*Challenge*
Check each line of the listing below for the string "plants", and copy the ones that have it.

*Exercise data*

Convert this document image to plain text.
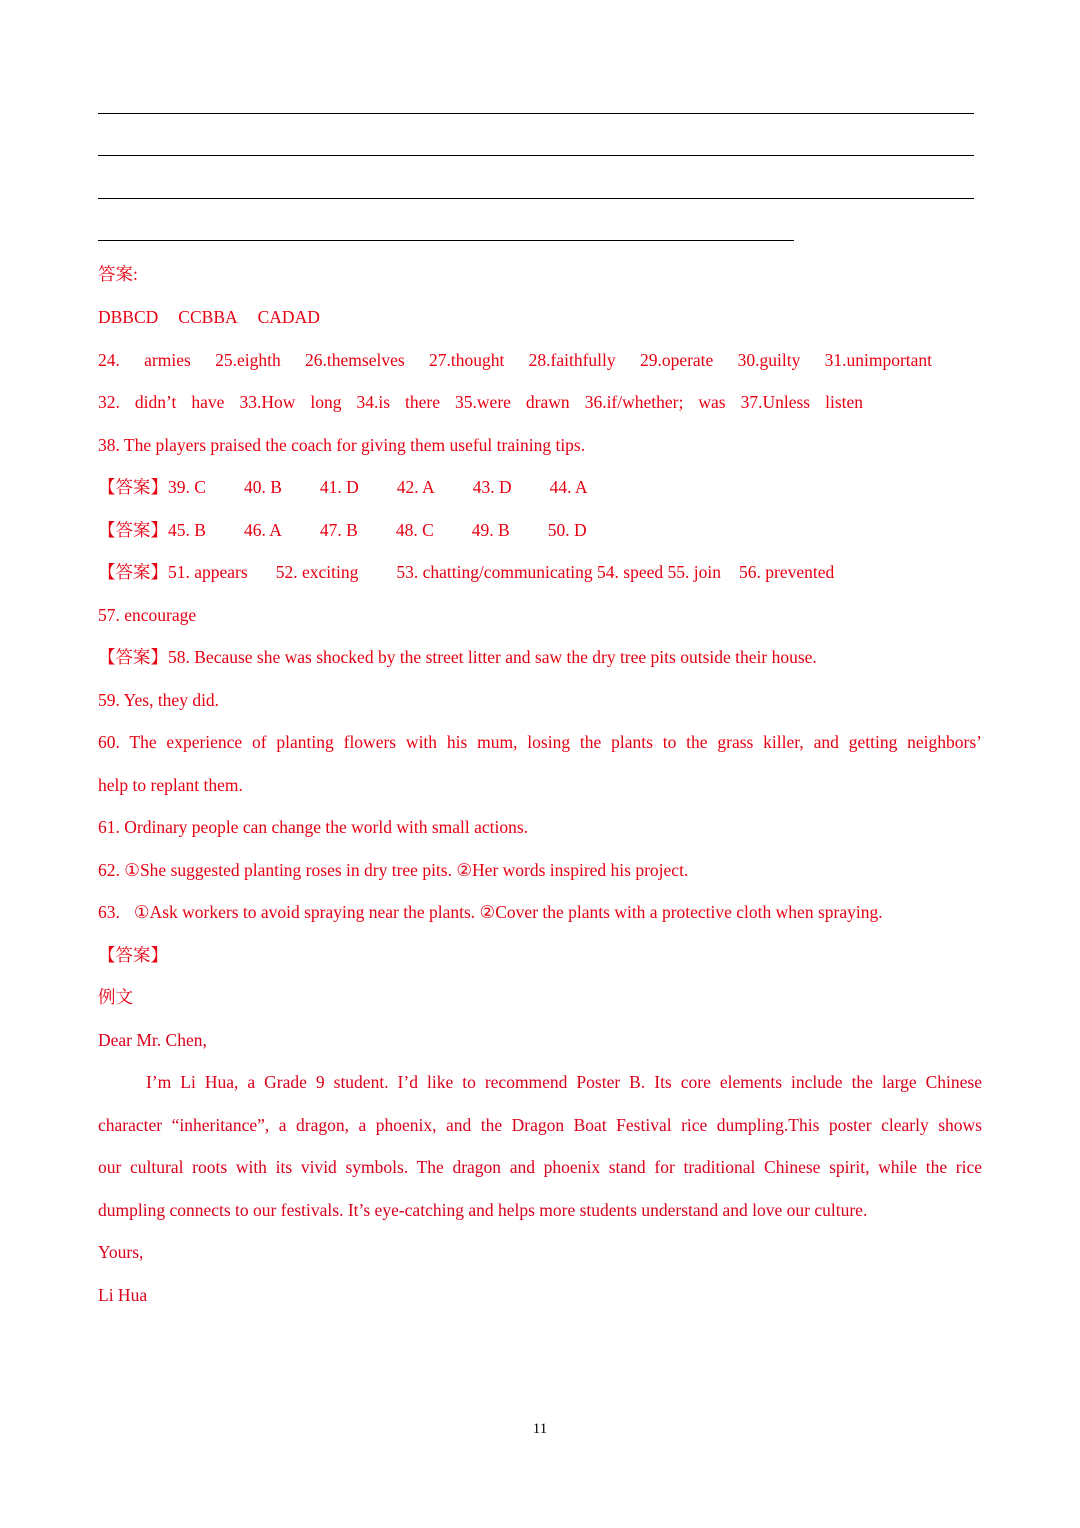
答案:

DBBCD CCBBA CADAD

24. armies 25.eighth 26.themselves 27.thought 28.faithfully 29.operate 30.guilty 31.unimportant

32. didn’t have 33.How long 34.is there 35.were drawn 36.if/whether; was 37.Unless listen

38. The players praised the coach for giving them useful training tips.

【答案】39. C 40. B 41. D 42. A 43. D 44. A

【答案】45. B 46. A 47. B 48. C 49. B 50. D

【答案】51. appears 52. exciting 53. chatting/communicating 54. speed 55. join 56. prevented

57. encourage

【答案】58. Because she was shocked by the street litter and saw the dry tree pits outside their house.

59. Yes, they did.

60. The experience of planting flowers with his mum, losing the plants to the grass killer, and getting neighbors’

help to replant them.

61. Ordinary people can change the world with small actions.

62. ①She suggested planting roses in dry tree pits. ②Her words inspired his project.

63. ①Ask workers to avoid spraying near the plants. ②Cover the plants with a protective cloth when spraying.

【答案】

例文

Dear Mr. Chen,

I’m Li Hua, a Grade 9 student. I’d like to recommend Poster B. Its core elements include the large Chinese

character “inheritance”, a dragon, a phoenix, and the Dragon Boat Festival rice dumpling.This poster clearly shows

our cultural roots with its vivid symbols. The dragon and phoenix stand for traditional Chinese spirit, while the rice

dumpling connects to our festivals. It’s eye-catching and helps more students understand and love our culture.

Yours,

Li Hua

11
...
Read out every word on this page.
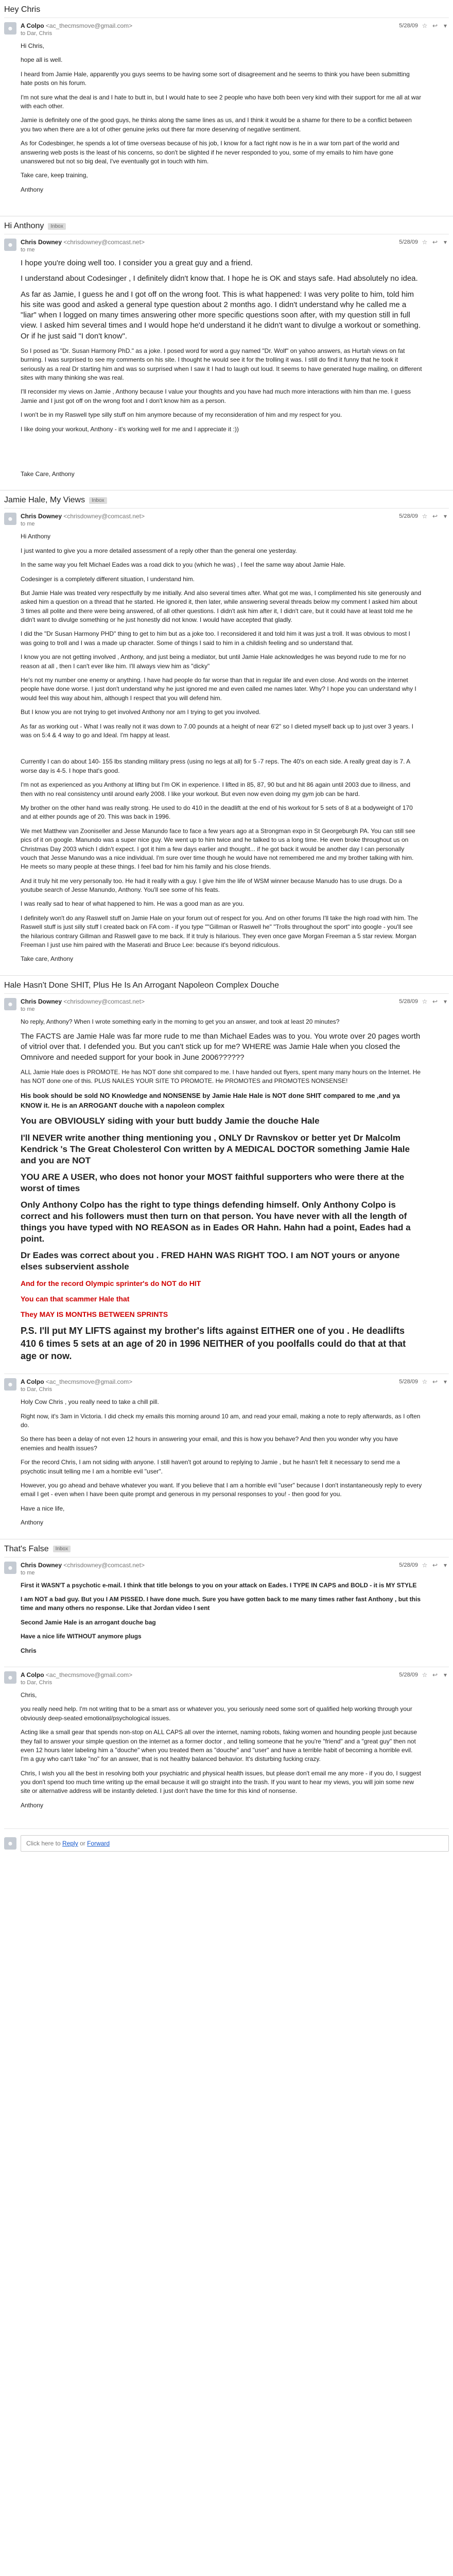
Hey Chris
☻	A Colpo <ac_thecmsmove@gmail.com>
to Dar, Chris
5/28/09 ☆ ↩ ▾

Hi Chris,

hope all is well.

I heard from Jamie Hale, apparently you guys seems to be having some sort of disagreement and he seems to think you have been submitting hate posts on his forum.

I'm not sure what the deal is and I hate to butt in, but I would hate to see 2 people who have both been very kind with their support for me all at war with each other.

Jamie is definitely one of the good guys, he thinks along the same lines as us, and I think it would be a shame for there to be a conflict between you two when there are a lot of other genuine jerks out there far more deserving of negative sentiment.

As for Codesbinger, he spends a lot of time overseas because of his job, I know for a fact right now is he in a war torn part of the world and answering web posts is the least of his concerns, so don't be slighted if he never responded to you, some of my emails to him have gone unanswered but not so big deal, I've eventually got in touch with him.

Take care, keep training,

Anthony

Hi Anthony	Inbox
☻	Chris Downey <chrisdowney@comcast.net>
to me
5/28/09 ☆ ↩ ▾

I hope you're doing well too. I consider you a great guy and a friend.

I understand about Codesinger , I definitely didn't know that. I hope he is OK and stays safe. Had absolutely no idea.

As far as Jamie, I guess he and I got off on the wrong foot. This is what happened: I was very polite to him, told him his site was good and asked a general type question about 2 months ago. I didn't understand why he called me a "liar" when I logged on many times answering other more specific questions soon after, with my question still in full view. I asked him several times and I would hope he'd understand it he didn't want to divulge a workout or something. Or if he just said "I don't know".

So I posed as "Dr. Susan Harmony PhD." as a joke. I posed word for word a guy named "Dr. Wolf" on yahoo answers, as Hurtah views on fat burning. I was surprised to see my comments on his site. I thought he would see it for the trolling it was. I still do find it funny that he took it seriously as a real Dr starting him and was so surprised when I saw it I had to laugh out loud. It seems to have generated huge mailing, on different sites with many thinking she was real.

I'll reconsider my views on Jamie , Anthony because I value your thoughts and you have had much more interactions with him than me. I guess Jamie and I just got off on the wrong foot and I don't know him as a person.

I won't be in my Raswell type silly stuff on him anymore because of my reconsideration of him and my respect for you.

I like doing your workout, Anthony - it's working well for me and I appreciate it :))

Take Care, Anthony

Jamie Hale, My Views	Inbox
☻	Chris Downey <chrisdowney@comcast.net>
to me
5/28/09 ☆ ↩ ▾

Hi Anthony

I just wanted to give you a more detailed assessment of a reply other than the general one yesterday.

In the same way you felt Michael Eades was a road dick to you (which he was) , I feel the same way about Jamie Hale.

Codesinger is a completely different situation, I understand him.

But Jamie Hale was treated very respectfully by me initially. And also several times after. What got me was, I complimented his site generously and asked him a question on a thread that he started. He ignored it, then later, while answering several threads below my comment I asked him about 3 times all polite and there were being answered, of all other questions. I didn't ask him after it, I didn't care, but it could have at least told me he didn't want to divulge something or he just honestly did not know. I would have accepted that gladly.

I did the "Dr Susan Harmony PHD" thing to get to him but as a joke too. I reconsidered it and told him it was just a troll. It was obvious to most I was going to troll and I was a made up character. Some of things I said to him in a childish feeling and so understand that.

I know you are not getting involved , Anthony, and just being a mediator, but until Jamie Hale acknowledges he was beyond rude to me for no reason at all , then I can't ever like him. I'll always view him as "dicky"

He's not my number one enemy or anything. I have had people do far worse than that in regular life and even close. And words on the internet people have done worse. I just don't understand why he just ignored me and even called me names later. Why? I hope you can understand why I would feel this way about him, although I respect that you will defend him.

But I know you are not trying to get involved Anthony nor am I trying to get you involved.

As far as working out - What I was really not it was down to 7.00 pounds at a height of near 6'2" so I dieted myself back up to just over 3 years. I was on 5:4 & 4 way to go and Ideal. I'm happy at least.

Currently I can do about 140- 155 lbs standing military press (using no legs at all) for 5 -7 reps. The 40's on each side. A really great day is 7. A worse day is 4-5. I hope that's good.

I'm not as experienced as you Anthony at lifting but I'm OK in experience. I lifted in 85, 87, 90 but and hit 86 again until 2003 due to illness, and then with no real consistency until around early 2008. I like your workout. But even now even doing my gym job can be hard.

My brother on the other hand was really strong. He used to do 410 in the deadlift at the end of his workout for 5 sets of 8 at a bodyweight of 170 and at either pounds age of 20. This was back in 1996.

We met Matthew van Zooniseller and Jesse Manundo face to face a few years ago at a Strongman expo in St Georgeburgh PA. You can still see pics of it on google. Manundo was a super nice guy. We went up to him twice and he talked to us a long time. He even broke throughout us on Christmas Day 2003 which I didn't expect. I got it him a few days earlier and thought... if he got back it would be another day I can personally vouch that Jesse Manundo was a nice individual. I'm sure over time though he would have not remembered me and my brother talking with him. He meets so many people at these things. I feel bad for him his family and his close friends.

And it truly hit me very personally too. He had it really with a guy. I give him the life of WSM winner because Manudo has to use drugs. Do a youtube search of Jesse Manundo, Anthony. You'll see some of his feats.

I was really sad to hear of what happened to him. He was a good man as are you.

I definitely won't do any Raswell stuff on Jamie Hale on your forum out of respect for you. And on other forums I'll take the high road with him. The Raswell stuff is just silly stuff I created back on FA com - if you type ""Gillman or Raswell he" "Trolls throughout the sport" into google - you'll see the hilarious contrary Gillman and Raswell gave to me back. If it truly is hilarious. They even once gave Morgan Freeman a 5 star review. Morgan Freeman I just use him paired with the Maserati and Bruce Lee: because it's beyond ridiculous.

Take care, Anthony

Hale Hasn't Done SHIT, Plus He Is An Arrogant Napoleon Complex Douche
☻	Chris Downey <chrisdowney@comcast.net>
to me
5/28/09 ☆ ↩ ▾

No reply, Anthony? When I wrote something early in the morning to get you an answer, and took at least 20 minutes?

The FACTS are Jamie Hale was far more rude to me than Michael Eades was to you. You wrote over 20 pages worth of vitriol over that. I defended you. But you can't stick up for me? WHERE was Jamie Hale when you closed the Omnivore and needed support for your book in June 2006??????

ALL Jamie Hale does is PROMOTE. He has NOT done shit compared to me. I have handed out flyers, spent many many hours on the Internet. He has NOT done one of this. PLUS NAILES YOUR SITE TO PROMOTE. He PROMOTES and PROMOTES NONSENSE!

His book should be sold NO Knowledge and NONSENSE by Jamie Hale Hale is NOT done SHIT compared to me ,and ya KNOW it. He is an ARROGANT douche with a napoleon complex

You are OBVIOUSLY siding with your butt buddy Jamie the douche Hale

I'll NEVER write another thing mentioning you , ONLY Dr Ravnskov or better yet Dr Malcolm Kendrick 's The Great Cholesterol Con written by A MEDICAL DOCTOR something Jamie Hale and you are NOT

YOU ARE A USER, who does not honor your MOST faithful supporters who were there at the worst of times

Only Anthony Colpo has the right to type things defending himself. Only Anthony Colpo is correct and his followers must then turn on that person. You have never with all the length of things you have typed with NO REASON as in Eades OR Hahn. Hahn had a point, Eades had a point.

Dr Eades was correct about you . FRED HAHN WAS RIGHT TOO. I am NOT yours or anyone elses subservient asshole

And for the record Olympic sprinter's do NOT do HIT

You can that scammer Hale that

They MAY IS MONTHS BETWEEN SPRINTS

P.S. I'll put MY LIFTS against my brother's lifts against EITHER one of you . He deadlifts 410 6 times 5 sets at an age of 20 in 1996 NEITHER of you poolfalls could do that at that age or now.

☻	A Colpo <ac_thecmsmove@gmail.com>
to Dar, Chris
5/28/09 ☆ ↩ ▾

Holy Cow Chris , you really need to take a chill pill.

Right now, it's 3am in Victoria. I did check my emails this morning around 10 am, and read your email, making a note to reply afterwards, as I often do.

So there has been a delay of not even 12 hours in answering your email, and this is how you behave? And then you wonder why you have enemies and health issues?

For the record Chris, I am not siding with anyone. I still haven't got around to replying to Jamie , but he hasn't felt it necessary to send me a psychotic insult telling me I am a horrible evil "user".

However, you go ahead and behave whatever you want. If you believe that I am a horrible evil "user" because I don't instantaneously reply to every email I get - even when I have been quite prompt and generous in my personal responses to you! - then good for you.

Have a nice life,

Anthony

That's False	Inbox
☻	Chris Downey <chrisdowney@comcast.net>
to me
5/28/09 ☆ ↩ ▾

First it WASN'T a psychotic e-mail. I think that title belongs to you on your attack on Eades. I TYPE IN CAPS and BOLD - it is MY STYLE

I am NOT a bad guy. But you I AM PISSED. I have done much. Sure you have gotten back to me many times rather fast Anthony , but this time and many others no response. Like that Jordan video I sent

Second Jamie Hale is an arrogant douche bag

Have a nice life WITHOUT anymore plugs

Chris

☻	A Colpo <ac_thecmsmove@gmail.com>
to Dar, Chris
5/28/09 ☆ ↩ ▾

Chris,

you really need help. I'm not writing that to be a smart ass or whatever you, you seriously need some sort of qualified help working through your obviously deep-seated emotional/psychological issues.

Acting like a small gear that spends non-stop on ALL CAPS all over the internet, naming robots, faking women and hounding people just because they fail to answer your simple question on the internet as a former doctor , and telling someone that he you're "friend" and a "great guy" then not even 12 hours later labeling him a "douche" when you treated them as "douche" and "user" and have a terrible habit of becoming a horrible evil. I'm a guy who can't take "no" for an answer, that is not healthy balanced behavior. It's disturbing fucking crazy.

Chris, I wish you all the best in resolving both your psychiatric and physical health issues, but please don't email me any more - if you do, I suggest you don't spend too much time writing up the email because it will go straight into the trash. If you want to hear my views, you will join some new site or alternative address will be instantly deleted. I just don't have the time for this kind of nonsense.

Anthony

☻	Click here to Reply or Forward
==
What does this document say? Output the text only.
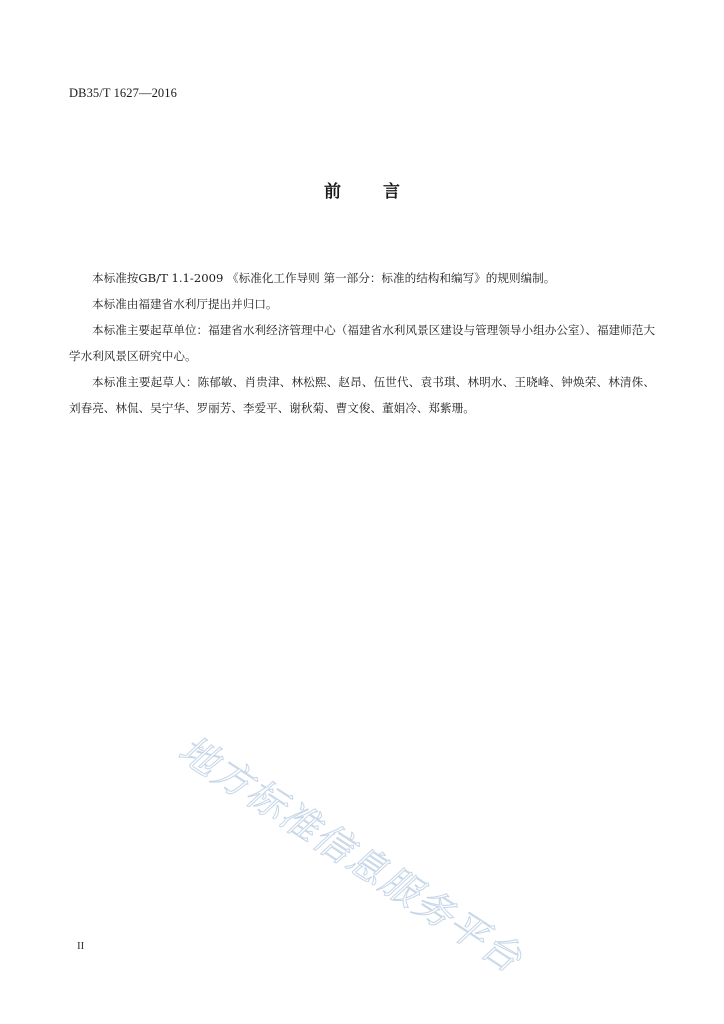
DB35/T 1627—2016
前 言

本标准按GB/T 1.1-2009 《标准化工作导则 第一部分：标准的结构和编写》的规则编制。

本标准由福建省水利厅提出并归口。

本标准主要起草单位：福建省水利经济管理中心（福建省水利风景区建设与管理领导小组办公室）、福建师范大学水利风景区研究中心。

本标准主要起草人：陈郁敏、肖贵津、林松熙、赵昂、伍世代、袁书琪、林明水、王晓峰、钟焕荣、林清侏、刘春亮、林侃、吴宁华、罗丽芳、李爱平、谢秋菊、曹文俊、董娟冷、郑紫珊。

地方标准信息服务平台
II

*Finished answer*
60. The experience of planting flowers with his mum, losing the plants to the grass killer, and getting neighbors’
63. ①Ask workers to avoid spraying near the plants. ②Cover the plants with a protective cloth when spraying.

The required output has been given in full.